(EXERCISE DETAILS) Convert every line of the material into a JSON list of strings, one string per line, leaving out blank lines and any pictures.

_ _ _ _ _

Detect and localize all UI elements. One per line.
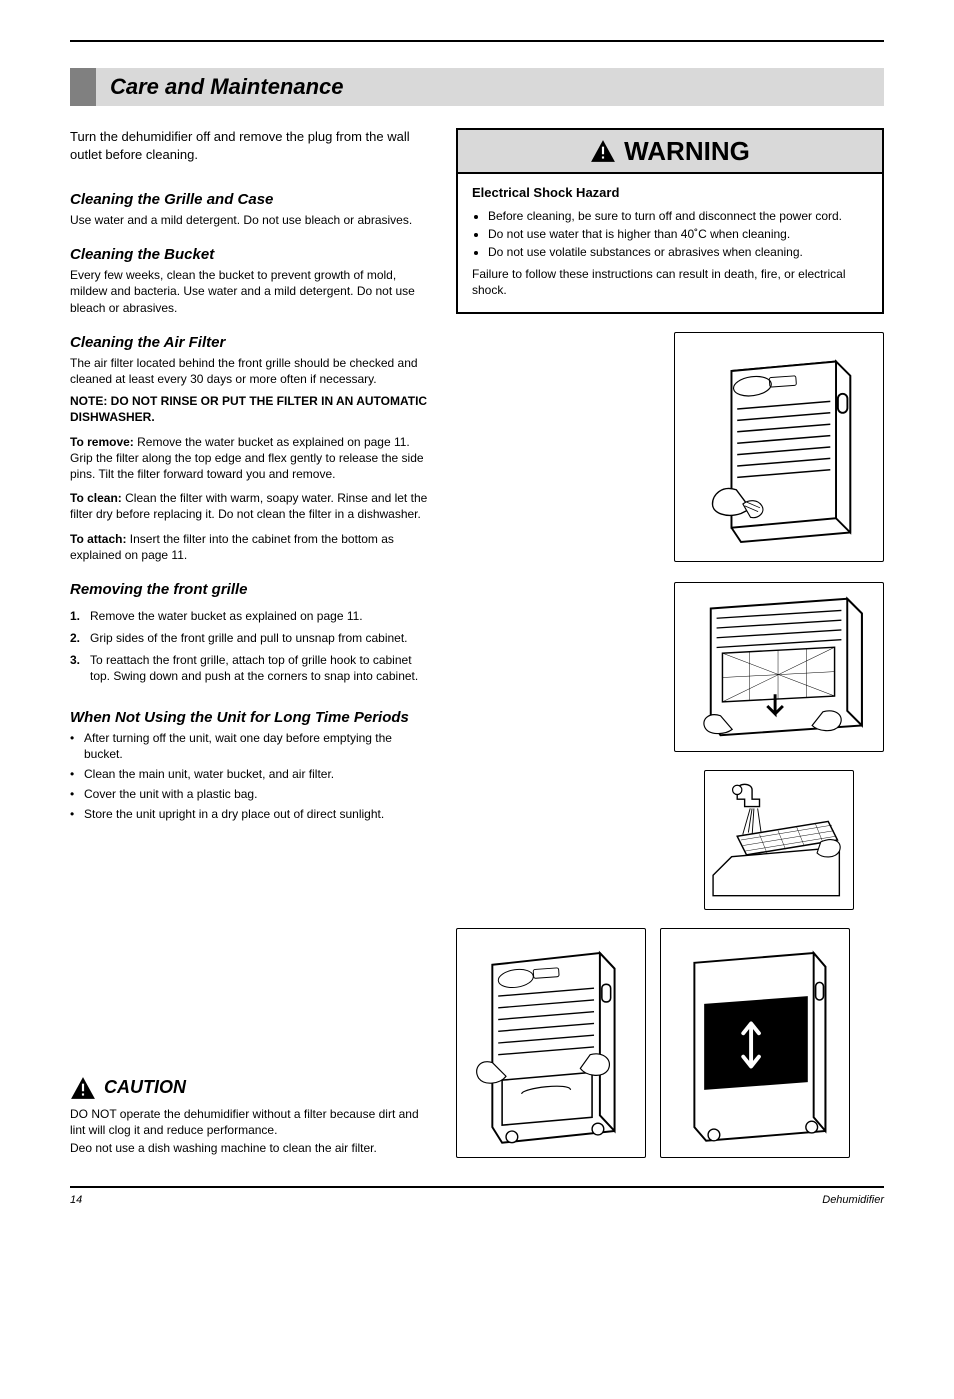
left-column: Turn the dehumidifier off and remove the… <box>70 128 430 1158</box>
section-body-grille-case: Use water and a mild detergent. Do not u… <box>70 212 430 228</box>
top-rule <box>70 40 884 42</box>
section-body-frontgrille: 1. Remove the water bucket as explained o… <box>70 602 430 691</box>
header-accent <box>70 68 96 106</box>
remove-title: To remove: <box>70 435 134 449</box>
right-column: WARNING Electrical Shock Hazard Before c… <box>456 128 884 1158</box>
caution-triangle-icon <box>70 1076 96 1100</box>
warning-box: WARNING Electrical Shock Hazard Before c… <box>456 128 884 314</box>
illustration-clean-cabinet <box>674 332 884 562</box>
warning-bullet-2: Do not use water that is higher than 40˚… <box>488 226 868 242</box>
section-body-bucket: Every few weeks, clean the bucket to pre… <box>70 267 430 316</box>
warning-heading: WARNING <box>624 136 750 167</box>
footer-page-number: 14 <box>70 1194 82 1206</box>
section-heading-filter: Cleaning the Air Filter <box>70 334 430 351</box>
section-header: Care and Maintenance <box>70 68 884 106</box>
step-num-2: 2. <box>70 630 84 646</box>
illustration-remove-grille-rear <box>660 928 850 1158</box>
caution-bullet-2: Deo not use a dish washing machine to cl… <box>70 1140 430 1156</box>
step-num-3: 3. <box>70 652 84 684</box>
clean-title: To clean: <box>70 491 122 505</box>
illustration-remove-filter <box>674 582 884 752</box>
storing-bullet-1: After turning off the unit, wait one day… <box>70 730 430 762</box>
warning-tail: Failure to follow these instructions can… <box>472 266 868 298</box>
step-text-1: Remove the water bucket as explained on … <box>90 608 430 624</box>
caution-bullet-1: DO NOT operate the dehumidifier without … <box>70 1106 430 1138</box>
step-num-1: 1. <box>70 608 84 624</box>
section-body-storing: After turning off the unit, wait one day… <box>70 730 430 827</box>
illustration-remove-grille-front <box>456 928 646 1158</box>
illustration-wash-filter <box>704 770 854 910</box>
clean-text: Clean the filter with warm, soapy water.… <box>70 491 427 521</box>
warning-triangle-icon <box>590 139 616 163</box>
storing-bullet-3: Cover the unit with a plastic bag. <box>70 786 430 802</box>
page-title: Care and Maintenance <box>96 68 884 106</box>
caution-title: CAUTION <box>104 1077 186 1098</box>
attach-title: To attach: <box>70 532 126 546</box>
intro-text: Turn the dehumidifier off and remove the… <box>70 128 430 163</box>
caution-section: CAUTION DO NOT operate the dehumidifier … <box>70 1076 430 1159</box>
page-footer: 14 Dehumidifier <box>70 1194 884 1206</box>
section-heading-bucket: Cleaning the Bucket <box>70 246 430 263</box>
section-heading-storing: When Not Using the Unit for Long Time Pe… <box>70 709 430 726</box>
filter-note: NOTE: DO NOT RINSE OR PUT THE FILTER IN … <box>70 393 430 425</box>
warning-lead: Electrical Shock Hazard <box>472 184 868 202</box>
footer-product-name: Dehumidifier <box>822 1194 884 1206</box>
storing-bullet-2: Clean the main unit, water bucket, and a… <box>70 766 430 782</box>
warning-bullet-1: Before cleaning, be sure to turn off and… <box>488 208 868 224</box>
warning-bullet-3: Do not use volatile substances or abrasi… <box>488 244 868 260</box>
step-text-3: To reattach the front grille, attach top… <box>90 652 430 684</box>
filter-desc: The air filter located behind the front … <box>70 356 418 386</box>
section-body-filter: The air filter located behind the front … <box>70 355 430 563</box>
storing-bullet-4: Store the unit upright in a dry place ou… <box>70 806 430 822</box>
step-text-2: Grip sides of the front grille and pull … <box>90 630 430 646</box>
bottom-rule <box>70 1186 884 1188</box>
section-heading-grille-case: Cleaning the Grille and Case <box>70 191 430 208</box>
illustration-row-grille <box>456 928 884 1158</box>
section-heading-frontgrille: Removing the front grille <box>70 581 430 598</box>
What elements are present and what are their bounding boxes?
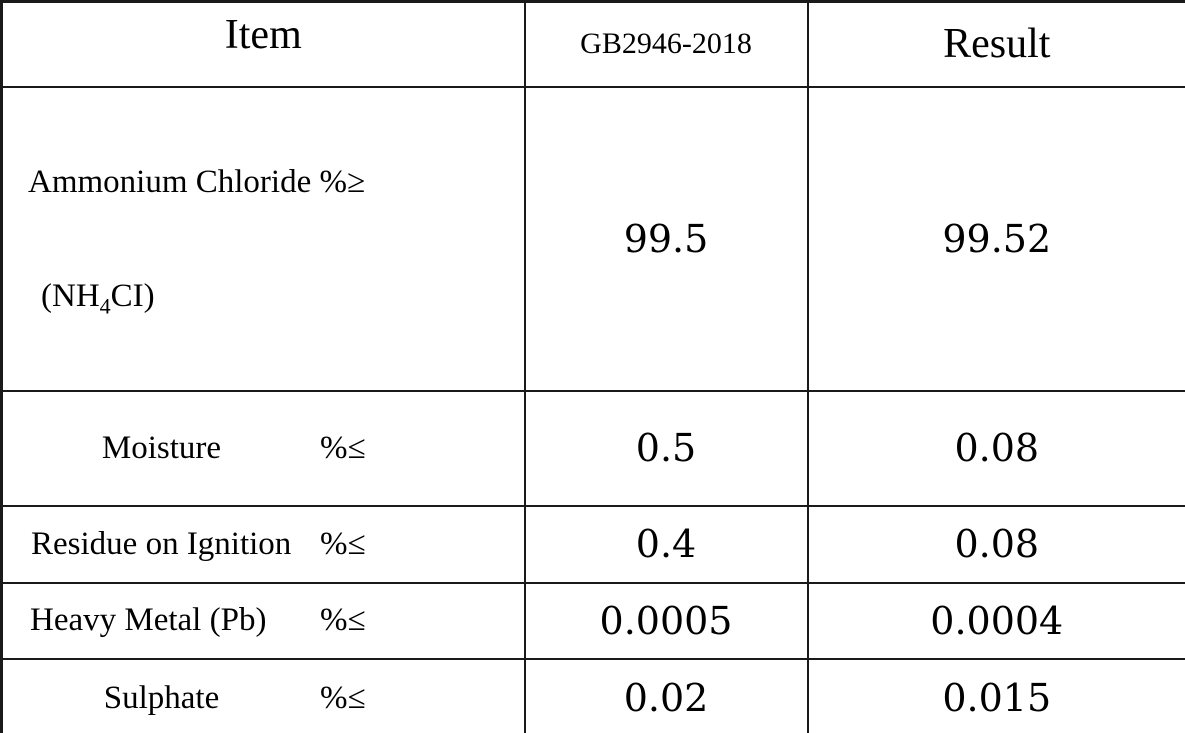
- item-name-line1: Ammonium Chloride %≥: [28, 163, 366, 200]
- standard-cell: 0.02: [523, 657, 809, 733]
- item-name-line2: (NH4CI): [4, 276, 523, 319]
- result-cell: 0.0004: [806, 581, 1185, 660]
- standard-cell: 0.5: [523, 389, 809, 507]
- col-header-standard: GB2946-2018: [523, 0, 809, 88]
- table-row-ammonium-chloride: Ammonium Chloride %≥ (NH4CI) 99.5 99.52: [0, 85, 1185, 392]
- table-row-moisture: Moisture %≤ 0.5 0.08: [0, 389, 1185, 507]
- formula-suffix: CI): [110, 277, 155, 314]
- item-cell: Residue on Ignition %≤: [0, 504, 526, 584]
- limit-symbol: %≤: [320, 429, 366, 466]
- item-name: Residue on Ignition: [31, 525, 292, 562]
- item-cell: Heavy Metal (Pb) %≤: [0, 581, 526, 660]
- limit-symbol: %≤: [320, 679, 366, 716]
- standard-cell: 0.0005: [523, 581, 809, 660]
- standard-cell: 0.4: [523, 504, 809, 584]
- table-row-heavy-metal: Heavy Metal (Pb) %≤ 0.0005 0.0004: [0, 581, 1185, 660]
- col-header-result: Result: [806, 0, 1185, 88]
- item-cell: Sulphate %≤: [0, 657, 526, 733]
- header-row: Item GB2946-2018 Result: [0, 0, 1185, 88]
- item-cell: Moisture %≤: [0, 389, 526, 507]
- table-row-residue-on-ignition: Residue on Ignition %≤ 0.4 0.08: [0, 504, 1185, 584]
- result-cell: 0.015: [806, 657, 1185, 733]
- item-name: Heavy Metal (Pb): [30, 602, 267, 638]
- table-row-sulphate: Sulphate %≤ 0.02 0.015: [0, 657, 1185, 733]
- result-cell: 99.52: [806, 85, 1185, 392]
- formula-subscript-4: 4: [99, 293, 111, 319]
- result-cell: 0.08: [806, 504, 1185, 584]
- col-header-item: Item: [0, 0, 526, 88]
- item-name: Moisture: [101, 429, 222, 466]
- limit-symbol: %≤: [320, 525, 366, 562]
- item-name: Sulphate: [103, 679, 220, 716]
- item-cell: Ammonium Chloride %≥ (NH4CI): [0, 85, 526, 392]
- limit-symbol: %≤: [320, 602, 366, 638]
- standard-cell: 99.5: [523, 85, 809, 392]
- formula-prefix: (NH: [41, 277, 100, 314]
- result-cell: 0.08: [806, 389, 1185, 507]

_ _ _ _ _

(RESPONSE TO THE TASK)
[
  "Detect and localize all UI elements. One per line.",
  "left-column: Turn the dehumidifier off and remove the… <box>70 128 430 1158</box>",
  "section-body-grille-case: Use water and a mild detergent. Do not u… <box>70 212 430 228</box>",
  "top-rule <box>70 40 884 42</box>",
  "section-body-frontgrille: 1. Remove the water bucket as explained o… <box>70 602 430 691</box>",
  "header-accent <box>70 68 96 106</box>",
  "remove-title: To remove: <box>70 435 134 449</box>",
  "right-column: WARNING Electrical Shock Hazard Before c… <box>456 128 884 1158</box>",
  "caution-triangle-icon <box>70 1076 96 1100</box>",
  "warning-box: WARNING Electrical Shock Hazard Before c… <box>456 128 884 314</box>",
  "illustration-clean-cabinet <box>674 332 884 562</box>",
  "warning-bullet-2: Do not use water that is higher than 40˚… <box>488 226 868 242</box>",
  "section-body-bucket: Every few weeks, clean the bucket to pre… <box>70 267 430 316</box>",
  "warning-heading: WARNING <box>624 136 750 167</box>",
  "footer-page-number: 14 <box>70 1194 82 1206</box>",
  "section-heading-filter: Cleaning the Air Filter <box>70 334 430 351</box>",
  "section-header: Care and Maintenance <box>70 68 884 106</box>",
  "step-num-2: 2. <box>70 630 84 646</box>",
  "illustration-remove-grille-rear <box>660 928 850 1158</box>",
  "caution-bullet-2: Deo not use a dish washing machine to cl… <box>70 1140 430 1156</box>",
  "step-num-3: 3. <box>70 652 84 684</box>",
  "clean-title: To clean: <box>70 491 122 505</box>",
  "illustration-remove-filter <box>674 582 884 752</box>",
  "storing-bullet-1: After turning off the unit, wait one day… <box>70 730 430 762</box>",
  "warning-tail: Failure to follow these instructions can… <box>472 266 868 298</box>",
  "step-text-1: Remove the water bucket as explained on … <box>90 608 430 624</box>",
  "caution-bullet-1: DO NOT operate the dehumidifier without … <box>70 1106 430 1138</box>",
  "step-num-1: 1. <box>70 608 84 624</box>",
  "section-body-storing: After turning off the unit, wait one day… <box>70 730 430 827</box>",
  "illustration-remove-grille-front <box>456 928 646 1158</box>",
  "illustration-wash-filter <box>704 770 854 910</box>",
  "clean-text: Clean the filter with warm, soapy water.… <box>70 491 427 521</box>",
  "warning-triangle-icon <box>590 139 616 163</box>",
  "storing-bullet-3: Cover the unit with a plastic bag. <box>70 786 430 802</box>",
  "page-title: Care and Maintenance <box>96 68 884 106</box>",
  "caution-title: CAUTION <box>104 1077 186 1098</box>",
  "attach-title: To attach: <box>70 532 126 546</box>",
  "intro-text: Turn the dehumidifier off and remove the… <box>70 128 430 163</box>",
  "caution-section: CAUTION DO NOT operate the dehumidifier … <box>70 1076 430 1159</box>",
  "page-footer: 14 Dehumidifier <box>70 1194 884 1206</box>",
  "section-heading-bucket: Cleaning the Bucket <box>70 246 430 263</box>",
  "section-heading-storing: When Not Using the Unit for Long Time Pe… <box>70 709 430 726</box>",
  "filter-note: NOTE: DO NOT RINSE OR PUT THE FILTER IN … <box>70 393 430 425</box>",
  "warning-lead: Electrical Shock Hazard <box>472 184 868 202</box>",
  "footer-product-name: Dehumidifier <box>822 1194 884 1206</box>",
  "storing-bullet-2: Clean the main unit, water bucket, and a… <box>70 766 430 782</box>",
  "warning-bullet-1: Before cleaning, be sure to turn off and… <box>488 208 868 224</box>",
  "warning-bullet-3: Do not use volatile substances or abrasi… <box>488 244 868 260</box>",
  "step-text-3: To reattach the front grille, attach top… <box>90 652 430 684</box>",
  "filter-desc: The air filter located behind the front … <box>70 356 418 386</box>",
  "section-body-filter: The air filter located behind the front … <box>70 355 430 563</box>",
  "storing-bullet-4: Store the unit upright in a dry place ou… <box>70 806 430 822</box>",
  "step-text-2: Grip sides of the front grille and pull … <box>90 630 430 646</box>",
  "bottom-rule <box>70 1186 884 1188</box>",
  "section-heading-grille-case: Cleaning the Grille and Case <box>70 191 430 208</box>",
  "illustration-row-grille <box>456 928 884 1158</box>",
  "section-heading-frontgrille: Removing the front grille <box>70 581 430 598</box>",
  "What elements are present and what are their bounding boxes?",
  "- item-name-line1: Ammonium Chloride %≥: [28, 163, 366, 200]",
  "- standard-cell: 0.02: [523, 657, 809, 733]",
  "- item-name-line2: (NH4CI): [4, 276, 523, 319]",
  "- result-cell: 0.0004: [806, 581, 1185, 660]",
  "- standard-cell: 0.5: [523, 389, 809, 507]",
  "- col-header-standard: GB2946-2018: [523, 0, 809, 88]",
  "- table-row-ammonium-chloride: Ammonium Chloride %≥ (NH4CI) 99.5 99.52: [0, 85, 1185, 392]",
  "- table-row-moisture: Moisture %≤ 0.5 0.08: [0, 389, 1185, 507]",
  "- formula-suffix: CI): [110, 277, 155, 314]",
  "- item-cell: Residue on Ignition %≤: [0, 504, 526, 584]",
  "- limit-symbol: %≤: [320, 429, 366, 466]",
  "- item-name: Residue on Ignition: [31, 525, 292, 562]",
  "- item-cell: Heavy Metal (Pb) %≤: [0, 581, 526, 660]",
  "- limit-symbol: %≤: [320, 679, 366, 716]",
  "- standard-cell: 0.0005: [523, 581, 809, 660]",
  "- standard-cell: 0.4: [523, 504, 809, 584]",
  "- table-row-heavy-metal: Heavy Metal (Pb) %≤ 0.0005 0.0004: [0, 581, 1185, 660]",
  "- col-header-result: Result: [806, 0, 1185, 88]",
  "- item-cell: Sulphate %≤: [0, 657, 526, 733]",
  "- header-row: Item GB2946-2018 Result: [0, 0, 1185, 88]",
  "- item-cell: Moisture %≤: [0, 389, 526, 507]",
  "- table-row-residue-on-ignition: Residue on Ignition %≤ 0.4 0.08: [0, 504, 1185, 584]",
  "- result-cell: 0.015: [806, 657, 1185, 733]",
  "- item-name: Heavy Metal (Pb): [30, 602, 267, 638]",
  "- table-row-sulphate: Sulphate %≤ 0.02 0.015: [0, 657, 1185, 733]",
  "- result-cell: 99.52: [806, 85, 1185, 392]",
  "- formula-subscript-4: 4: [99, 293, 111, 319]",
  "- result-cell: 0.08: [806, 504, 1185, 584]",
  "- col-header-item: Item: [0, 0, 526, 88]",
  "- item-name: Moisture: [101, 429, 222, 466]",
  "- limit-symbol: %≤: [320, 525, 366, 562]",
  "- item-name: Sulphate: [103, 679, 220, 716]",
  "- item-cell: Ammonium Chloride %≥ (NH4CI): [0, 85, 526, 392]",
  "- limit-symbol: %≤: [320, 602, 366, 638]",
  "- standard-cell: 99.5: [523, 85, 809, 392]",
  "- formula-prefix: (NH: [41, 277, 100, 314]",
  "- result-cell: 0.08: [806, 389, 1185, 507]"
]